• DESCRIPTION OF THE TASK: Within the records below, find each line that holds the string "estimate", then copy it.

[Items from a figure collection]

· · · · · · ·

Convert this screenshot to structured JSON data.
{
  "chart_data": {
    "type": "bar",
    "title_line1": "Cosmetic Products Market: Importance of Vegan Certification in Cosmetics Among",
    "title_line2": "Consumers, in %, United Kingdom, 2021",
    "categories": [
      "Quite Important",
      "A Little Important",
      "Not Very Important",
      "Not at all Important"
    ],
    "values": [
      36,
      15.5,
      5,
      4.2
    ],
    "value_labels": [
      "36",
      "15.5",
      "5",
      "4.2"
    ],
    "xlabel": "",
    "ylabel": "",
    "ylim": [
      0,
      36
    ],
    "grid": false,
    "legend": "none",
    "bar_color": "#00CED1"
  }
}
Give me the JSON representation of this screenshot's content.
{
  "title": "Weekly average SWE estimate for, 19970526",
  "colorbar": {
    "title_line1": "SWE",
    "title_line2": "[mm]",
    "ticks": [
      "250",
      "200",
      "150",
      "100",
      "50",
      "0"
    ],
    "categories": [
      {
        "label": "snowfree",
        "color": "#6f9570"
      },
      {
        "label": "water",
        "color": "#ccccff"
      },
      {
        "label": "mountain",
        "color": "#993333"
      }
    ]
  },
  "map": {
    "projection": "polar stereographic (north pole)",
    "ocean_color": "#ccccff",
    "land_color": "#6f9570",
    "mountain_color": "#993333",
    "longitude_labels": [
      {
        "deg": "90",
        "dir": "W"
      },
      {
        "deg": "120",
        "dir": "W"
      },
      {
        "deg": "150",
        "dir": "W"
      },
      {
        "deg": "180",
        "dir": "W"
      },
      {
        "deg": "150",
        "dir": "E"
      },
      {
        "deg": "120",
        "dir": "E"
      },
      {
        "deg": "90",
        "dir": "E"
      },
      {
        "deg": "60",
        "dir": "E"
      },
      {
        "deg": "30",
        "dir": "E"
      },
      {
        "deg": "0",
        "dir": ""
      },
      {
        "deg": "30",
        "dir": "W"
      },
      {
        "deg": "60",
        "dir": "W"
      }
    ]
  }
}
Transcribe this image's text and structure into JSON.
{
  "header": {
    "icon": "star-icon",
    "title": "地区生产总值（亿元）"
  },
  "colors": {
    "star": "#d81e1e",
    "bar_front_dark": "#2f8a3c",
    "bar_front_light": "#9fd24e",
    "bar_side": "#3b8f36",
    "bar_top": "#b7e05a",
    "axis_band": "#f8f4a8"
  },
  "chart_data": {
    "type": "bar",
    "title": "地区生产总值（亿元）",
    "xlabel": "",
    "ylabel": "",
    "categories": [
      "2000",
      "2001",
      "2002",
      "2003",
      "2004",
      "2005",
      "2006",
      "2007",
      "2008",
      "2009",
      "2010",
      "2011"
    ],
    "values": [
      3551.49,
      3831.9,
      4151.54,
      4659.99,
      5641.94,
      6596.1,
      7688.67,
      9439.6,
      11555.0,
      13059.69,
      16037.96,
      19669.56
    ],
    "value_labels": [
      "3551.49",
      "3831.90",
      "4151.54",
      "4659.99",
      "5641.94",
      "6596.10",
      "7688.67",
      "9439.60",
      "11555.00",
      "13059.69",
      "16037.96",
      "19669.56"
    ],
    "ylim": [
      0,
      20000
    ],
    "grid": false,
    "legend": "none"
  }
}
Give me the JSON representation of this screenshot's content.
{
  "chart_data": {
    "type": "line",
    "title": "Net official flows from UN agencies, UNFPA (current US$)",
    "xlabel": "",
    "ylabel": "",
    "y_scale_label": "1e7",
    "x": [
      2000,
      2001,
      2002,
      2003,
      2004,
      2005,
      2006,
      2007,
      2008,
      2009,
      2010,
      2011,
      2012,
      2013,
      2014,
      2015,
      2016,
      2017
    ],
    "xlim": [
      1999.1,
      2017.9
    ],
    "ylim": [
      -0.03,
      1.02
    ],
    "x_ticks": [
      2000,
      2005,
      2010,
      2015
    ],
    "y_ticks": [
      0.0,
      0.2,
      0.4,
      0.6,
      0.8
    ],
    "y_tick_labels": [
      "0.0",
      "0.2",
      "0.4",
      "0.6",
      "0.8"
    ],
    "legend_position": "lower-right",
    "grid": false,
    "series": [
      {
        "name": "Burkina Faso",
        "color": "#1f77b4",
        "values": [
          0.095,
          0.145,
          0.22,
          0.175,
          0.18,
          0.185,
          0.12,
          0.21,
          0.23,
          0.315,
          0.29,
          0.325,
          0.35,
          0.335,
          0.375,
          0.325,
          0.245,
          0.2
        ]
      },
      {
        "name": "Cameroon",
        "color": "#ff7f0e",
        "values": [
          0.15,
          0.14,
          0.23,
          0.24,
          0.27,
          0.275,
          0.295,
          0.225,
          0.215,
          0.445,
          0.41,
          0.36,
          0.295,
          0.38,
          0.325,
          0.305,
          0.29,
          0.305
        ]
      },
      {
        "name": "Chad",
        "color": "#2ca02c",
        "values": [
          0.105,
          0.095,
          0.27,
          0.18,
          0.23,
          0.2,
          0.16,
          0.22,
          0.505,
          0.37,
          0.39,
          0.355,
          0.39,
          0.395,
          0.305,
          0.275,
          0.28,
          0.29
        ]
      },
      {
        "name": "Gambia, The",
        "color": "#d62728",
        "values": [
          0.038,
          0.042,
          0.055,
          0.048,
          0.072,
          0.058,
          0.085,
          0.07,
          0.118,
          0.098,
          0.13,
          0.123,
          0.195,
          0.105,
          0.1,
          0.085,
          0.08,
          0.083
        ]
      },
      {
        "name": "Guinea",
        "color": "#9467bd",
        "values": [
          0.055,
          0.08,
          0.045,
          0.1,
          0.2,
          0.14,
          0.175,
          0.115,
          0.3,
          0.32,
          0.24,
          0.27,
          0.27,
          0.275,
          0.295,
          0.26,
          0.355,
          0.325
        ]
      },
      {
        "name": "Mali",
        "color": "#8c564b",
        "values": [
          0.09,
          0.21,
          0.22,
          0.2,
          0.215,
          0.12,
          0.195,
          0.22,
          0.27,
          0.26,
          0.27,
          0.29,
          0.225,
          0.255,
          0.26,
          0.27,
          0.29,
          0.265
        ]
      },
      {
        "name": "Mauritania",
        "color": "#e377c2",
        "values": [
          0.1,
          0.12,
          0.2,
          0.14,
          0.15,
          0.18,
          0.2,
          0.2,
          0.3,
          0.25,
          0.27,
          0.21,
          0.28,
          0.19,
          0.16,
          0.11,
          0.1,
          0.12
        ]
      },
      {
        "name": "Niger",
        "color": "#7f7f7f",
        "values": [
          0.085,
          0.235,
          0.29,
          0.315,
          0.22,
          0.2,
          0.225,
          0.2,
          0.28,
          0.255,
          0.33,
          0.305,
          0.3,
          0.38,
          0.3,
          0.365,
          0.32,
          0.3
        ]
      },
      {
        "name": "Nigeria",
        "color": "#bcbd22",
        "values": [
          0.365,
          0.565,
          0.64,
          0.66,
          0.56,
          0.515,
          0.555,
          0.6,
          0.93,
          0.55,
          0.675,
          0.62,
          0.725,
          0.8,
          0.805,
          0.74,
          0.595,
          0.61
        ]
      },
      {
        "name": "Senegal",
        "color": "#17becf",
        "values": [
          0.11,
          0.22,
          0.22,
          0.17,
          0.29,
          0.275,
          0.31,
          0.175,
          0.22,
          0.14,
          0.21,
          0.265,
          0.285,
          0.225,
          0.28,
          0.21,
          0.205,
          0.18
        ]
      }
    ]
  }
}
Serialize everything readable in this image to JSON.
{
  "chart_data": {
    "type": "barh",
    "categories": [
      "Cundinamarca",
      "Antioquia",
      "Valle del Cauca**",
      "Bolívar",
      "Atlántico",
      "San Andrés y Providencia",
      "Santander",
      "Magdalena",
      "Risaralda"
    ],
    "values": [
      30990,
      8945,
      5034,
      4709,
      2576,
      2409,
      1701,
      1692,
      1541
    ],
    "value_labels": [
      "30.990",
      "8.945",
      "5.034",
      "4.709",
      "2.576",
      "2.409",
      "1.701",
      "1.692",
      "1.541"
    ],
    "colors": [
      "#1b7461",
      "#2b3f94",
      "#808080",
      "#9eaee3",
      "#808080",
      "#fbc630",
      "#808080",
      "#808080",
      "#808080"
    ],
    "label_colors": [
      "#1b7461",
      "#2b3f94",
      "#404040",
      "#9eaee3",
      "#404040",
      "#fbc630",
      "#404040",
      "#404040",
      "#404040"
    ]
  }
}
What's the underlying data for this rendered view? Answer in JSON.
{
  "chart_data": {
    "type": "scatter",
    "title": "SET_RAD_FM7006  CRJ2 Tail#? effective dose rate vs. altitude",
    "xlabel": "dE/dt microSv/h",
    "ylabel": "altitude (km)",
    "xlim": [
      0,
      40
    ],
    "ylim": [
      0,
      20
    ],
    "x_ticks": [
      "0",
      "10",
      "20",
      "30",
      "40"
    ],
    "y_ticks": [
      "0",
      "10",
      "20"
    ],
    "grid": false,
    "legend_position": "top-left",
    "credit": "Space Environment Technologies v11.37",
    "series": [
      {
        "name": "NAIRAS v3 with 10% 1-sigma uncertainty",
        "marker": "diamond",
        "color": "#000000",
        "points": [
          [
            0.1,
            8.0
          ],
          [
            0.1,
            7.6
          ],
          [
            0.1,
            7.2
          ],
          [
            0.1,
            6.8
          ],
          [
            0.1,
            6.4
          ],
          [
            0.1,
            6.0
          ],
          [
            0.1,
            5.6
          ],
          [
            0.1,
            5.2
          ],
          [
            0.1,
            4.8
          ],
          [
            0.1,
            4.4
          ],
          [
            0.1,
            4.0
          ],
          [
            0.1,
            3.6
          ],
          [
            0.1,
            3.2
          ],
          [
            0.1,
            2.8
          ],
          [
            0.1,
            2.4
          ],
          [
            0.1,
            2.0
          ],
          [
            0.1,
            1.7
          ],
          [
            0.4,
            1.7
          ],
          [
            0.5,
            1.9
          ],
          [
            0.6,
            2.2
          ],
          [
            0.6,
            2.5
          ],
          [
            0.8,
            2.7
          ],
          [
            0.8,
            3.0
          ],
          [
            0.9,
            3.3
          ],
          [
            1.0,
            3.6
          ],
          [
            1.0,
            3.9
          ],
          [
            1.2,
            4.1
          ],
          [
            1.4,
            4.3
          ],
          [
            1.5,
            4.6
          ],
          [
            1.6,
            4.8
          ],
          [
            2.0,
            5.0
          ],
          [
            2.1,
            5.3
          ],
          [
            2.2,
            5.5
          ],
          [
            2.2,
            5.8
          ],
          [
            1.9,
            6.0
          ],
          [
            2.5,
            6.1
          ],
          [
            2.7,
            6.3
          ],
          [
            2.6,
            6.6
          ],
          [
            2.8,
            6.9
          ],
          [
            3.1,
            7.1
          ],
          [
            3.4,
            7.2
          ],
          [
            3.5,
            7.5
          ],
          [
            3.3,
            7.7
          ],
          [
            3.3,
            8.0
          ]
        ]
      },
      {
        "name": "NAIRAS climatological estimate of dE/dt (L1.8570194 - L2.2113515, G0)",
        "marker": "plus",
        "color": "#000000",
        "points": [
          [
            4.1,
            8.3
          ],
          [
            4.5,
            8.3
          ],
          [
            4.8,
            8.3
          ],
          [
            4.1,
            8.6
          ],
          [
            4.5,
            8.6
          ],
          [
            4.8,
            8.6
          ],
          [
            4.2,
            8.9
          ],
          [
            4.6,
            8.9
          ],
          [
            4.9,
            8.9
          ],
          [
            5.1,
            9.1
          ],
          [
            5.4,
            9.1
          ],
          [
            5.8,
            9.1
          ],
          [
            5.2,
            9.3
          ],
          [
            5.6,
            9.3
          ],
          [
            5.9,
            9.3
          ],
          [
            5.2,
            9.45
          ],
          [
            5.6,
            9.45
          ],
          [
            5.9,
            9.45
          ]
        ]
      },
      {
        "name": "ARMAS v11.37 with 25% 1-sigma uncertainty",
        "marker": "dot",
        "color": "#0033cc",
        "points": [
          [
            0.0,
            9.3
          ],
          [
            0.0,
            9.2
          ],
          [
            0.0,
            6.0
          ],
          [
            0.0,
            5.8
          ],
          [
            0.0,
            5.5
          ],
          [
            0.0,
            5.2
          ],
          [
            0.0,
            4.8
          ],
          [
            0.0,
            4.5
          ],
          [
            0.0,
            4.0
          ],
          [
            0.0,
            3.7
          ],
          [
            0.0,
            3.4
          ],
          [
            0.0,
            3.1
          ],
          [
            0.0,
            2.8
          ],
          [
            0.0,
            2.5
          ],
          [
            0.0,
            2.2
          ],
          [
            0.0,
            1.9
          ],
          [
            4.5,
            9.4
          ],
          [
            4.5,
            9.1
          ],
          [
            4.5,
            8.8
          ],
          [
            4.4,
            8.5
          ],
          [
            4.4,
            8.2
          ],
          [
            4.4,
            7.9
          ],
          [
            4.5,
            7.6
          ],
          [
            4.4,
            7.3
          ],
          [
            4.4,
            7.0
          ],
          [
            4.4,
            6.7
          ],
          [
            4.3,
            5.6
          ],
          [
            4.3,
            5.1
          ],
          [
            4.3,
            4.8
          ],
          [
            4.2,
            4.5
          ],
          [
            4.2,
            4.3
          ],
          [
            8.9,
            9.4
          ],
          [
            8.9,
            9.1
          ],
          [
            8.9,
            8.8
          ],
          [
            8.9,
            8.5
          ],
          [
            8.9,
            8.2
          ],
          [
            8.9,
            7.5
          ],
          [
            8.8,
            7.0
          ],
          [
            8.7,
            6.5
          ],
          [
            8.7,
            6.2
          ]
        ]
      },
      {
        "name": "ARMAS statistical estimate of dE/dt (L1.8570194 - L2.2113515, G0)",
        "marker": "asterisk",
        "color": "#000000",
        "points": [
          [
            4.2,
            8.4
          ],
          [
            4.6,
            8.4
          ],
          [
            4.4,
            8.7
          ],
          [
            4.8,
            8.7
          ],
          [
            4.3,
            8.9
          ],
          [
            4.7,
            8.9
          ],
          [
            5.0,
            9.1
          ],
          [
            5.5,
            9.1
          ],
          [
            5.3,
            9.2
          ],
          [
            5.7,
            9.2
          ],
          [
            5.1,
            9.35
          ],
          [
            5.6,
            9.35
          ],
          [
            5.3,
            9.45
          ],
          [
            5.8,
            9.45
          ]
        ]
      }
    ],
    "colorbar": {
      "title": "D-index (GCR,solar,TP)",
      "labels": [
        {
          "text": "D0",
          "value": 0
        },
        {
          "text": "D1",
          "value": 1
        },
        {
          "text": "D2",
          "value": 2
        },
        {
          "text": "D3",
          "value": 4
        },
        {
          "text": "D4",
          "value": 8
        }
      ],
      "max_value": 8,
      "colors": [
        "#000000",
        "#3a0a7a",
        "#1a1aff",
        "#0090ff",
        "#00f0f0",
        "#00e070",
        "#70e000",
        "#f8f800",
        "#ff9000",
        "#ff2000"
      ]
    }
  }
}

· · · · · · ·

• ANSWER IN FULL:
  "title": "Weekly average SWE estimate for, 19970526",
        "name": "NAIRAS climatological estimate of dE/dt (L1.8570194 - L2.2113515, G0)",
        "name": "ARMAS statistical estimate of dE/dt (L1.8570194 - L2.2113515, G0)",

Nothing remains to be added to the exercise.